== Task details ==
Can you output the records below exactly as they are written?

== Entries with figure data ==
=====
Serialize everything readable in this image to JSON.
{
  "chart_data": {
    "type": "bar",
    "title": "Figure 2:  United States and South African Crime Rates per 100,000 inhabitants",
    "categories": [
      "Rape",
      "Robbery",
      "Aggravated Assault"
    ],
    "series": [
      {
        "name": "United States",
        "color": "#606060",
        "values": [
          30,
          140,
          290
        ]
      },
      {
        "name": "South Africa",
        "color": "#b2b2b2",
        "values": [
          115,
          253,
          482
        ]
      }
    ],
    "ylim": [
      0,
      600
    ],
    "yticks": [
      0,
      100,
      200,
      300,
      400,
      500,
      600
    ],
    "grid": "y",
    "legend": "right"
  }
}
=====
== Result of the task ==
Serialize everything readable in this image to JSON.
{
  "chart_data": {
    "type": "bar",
    "title": "Figure 2:  United States and South African Crime Rates per 100,000 inhabitants",
    "categories": [
      "Rape",
      "Robbery",
      "Aggravated Assault"
    ],
    "series": [
      {
        "name": "United States",
        "color": "#606060",
        "values": [
          30,
          140,
          290
        ]
      },
      {
        "name": "South Africa",
        "color": "#b2b2b2",
        "values": [
          115,
          253,
          482
        ]
      }
    ],
    "ylim": [
      0,
      600
    ],
    "yticks": [
      0,
      100,
      200,
      300,
      400,
      500,
      600
    ],
    "grid": "y",
    "legend": "right"
  }
}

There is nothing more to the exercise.